Figure record listings
——————

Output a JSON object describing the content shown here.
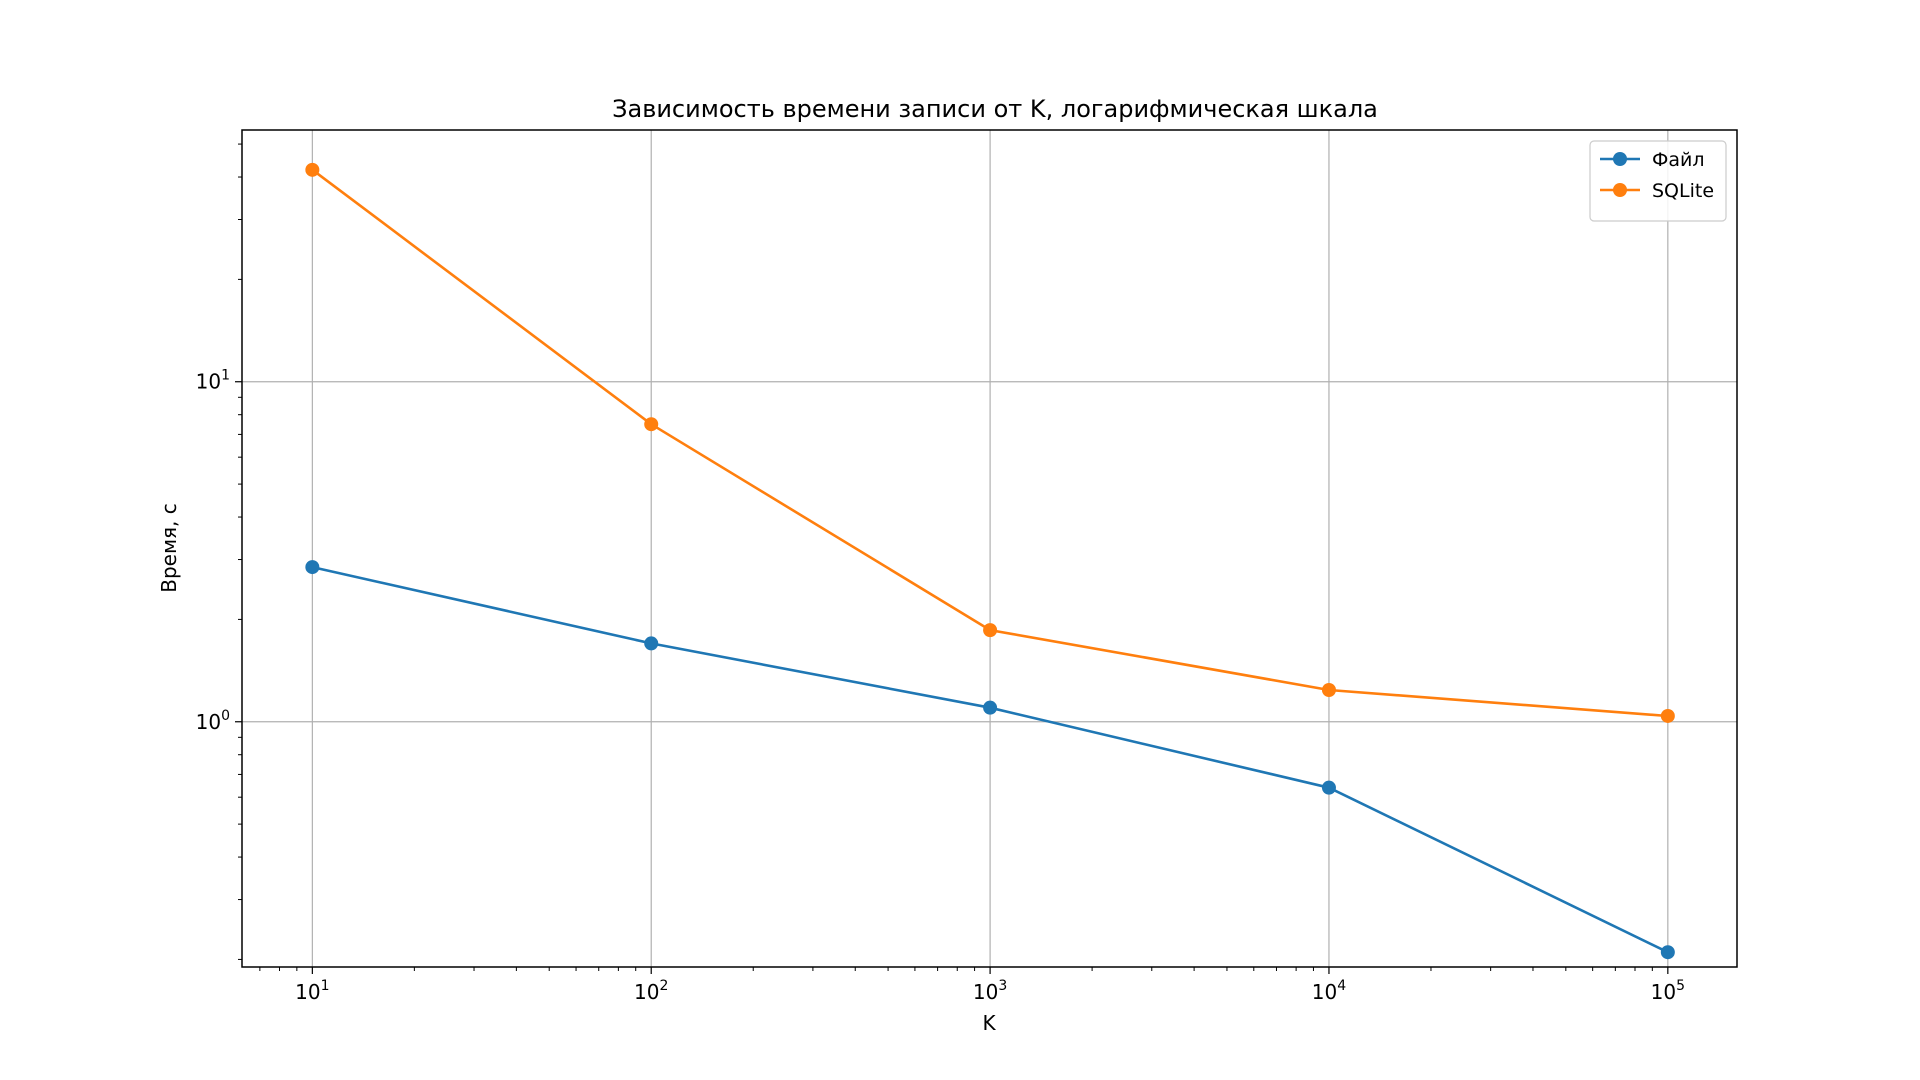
{
  "chart_data": {
    "type": "line",
    "title": "Зависимость времени записи от K, логарифмическая шкала",
    "xlabel": "K",
    "ylabel": "Время, с",
    "xscale": "log",
    "yscale": "log",
    "xlim": [
      6.2,
      160000
    ],
    "ylim": [
      0.19,
      55
    ],
    "x": [
      10,
      100,
      1000,
      10000,
      100000
    ],
    "x_ticks": [
      {
        "value": 10,
        "base": "10",
        "exp": "1"
      },
      {
        "value": 100,
        "base": "10",
        "exp": "2"
      },
      {
        "value": 1000,
        "base": "10",
        "exp": "3"
      },
      {
        "value": 10000,
        "base": "10",
        "exp": "4"
      },
      {
        "value": 100000,
        "base": "10",
        "exp": "5"
      }
    ],
    "y_ticks": [
      {
        "value": 1,
        "base": "10",
        "exp": "0"
      },
      {
        "value": 10,
        "base": "10",
        "exp": "1"
      }
    ],
    "series": [
      {
        "name": "Файл",
        "color": "#1f77b4",
        "values": [
          2.85,
          1.7,
          1.1,
          0.64,
          0.21
        ]
      },
      {
        "name": "SQLite",
        "color": "#ff7f0e",
        "values": [
          42.0,
          7.5,
          1.86,
          1.24,
          1.04
        ]
      }
    ],
    "grid": true,
    "legend_position": "top-right"
  }
}
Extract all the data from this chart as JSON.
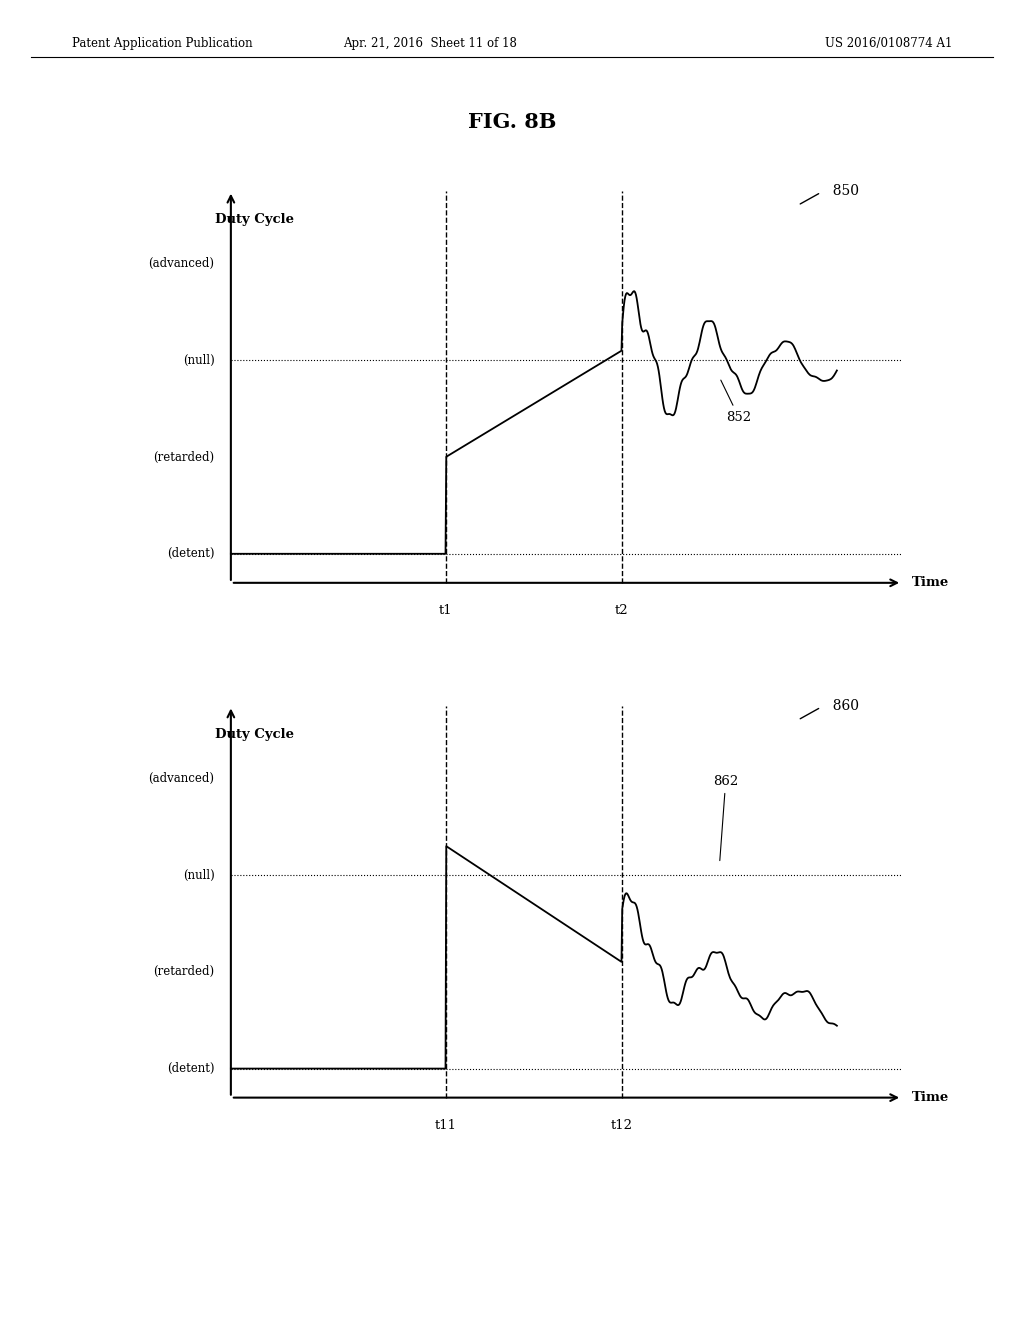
{
  "fig_title": "FIG. 8B",
  "patent_header_left": "Patent Application Publication",
  "patent_header_mid": "Apr. 21, 2016  Sheet 11 of 18",
  "patent_header_right": "US 2016/0108774 A1",
  "background_color": "#ffffff",
  "text_color": "#000000",
  "chart1": {
    "label": "850",
    "ylabel": "Duty Cycle",
    "xlabel": "Time",
    "ytick_labels": [
      "(advanced)",
      "(null)",
      "(retarded)",
      "(detent)"
    ],
    "t1_label": "t1",
    "t2_label": "t2",
    "t1": 0.33,
    "t2": 0.6,
    "curve_label": "852"
  },
  "chart2": {
    "label": "860",
    "ylabel": "Duty Cycle",
    "xlabel": "Time",
    "ytick_labels": [
      "(advanced)",
      "(null)",
      "(retarded)",
      "(detent)"
    ],
    "t1_label": "t11",
    "t2_label": "t12",
    "t1": 0.33,
    "t2": 0.6,
    "curve_label": "862"
  }
}
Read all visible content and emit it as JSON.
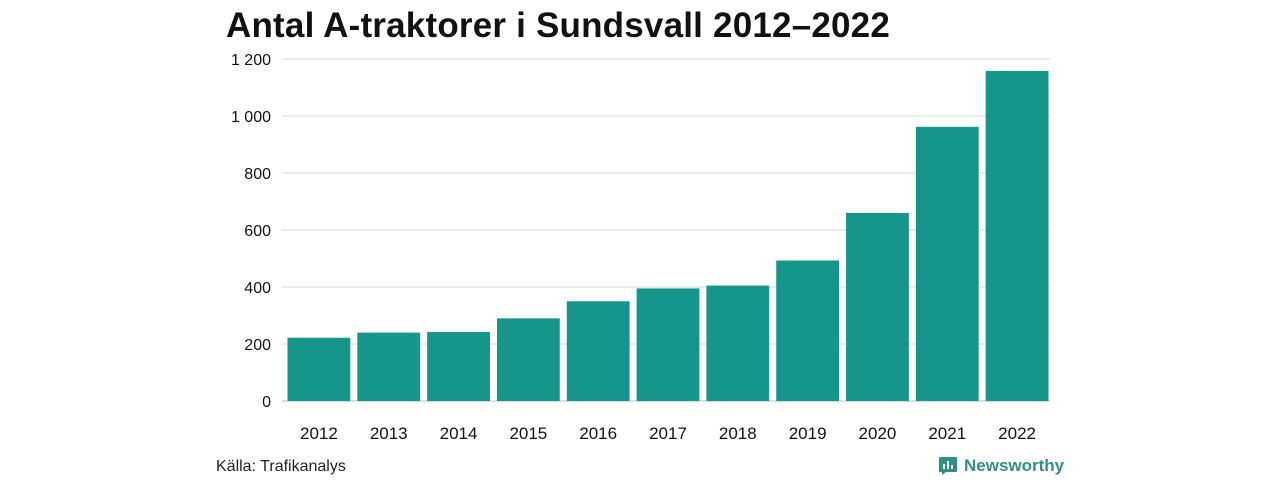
{
  "title": "Antal A-traktorer i Sundsvall 2012–2022",
  "source": "Källa: Trafikanalys",
  "brand": {
    "name": "Newsworthy",
    "icon": "bar-chart-speech-bubble-icon",
    "color": "#2f8f84"
  },
  "colors": {
    "bar": "#16968a",
    "grid": "#d9d9d9",
    "axis": "#bbbbbb",
    "text": "#111111"
  },
  "chart_data": {
    "type": "bar",
    "title": "Antal A-traktorer i Sundsvall 2012–2022",
    "categories": [
      "2012",
      "2013",
      "2014",
      "2015",
      "2016",
      "2017",
      "2018",
      "2019",
      "2020",
      "2021",
      "2022"
    ],
    "values": [
      222,
      240,
      242,
      290,
      350,
      395,
      405,
      493,
      660,
      962,
      1158
    ],
    "ylim": [
      0,
      1200
    ],
    "yticks": [
      0,
      200,
      400,
      600,
      800,
      1000,
      1200
    ],
    "ytick_labels": [
      "0",
      "200",
      "400",
      "600",
      "800",
      "1 000",
      "1 200"
    ],
    "grid": true,
    "xlabel": "",
    "ylabel": ""
  }
}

——————

## TASK DIRECTIONS
Search the entries for the word "traktorer" and copy every line that has it.

## THE COMPLETED TASK
  "title": "Antal A-traktorer i Sundsvall 2012–2022",
    "title": "Antal A-traktorer i Sundsvall 2012–2022",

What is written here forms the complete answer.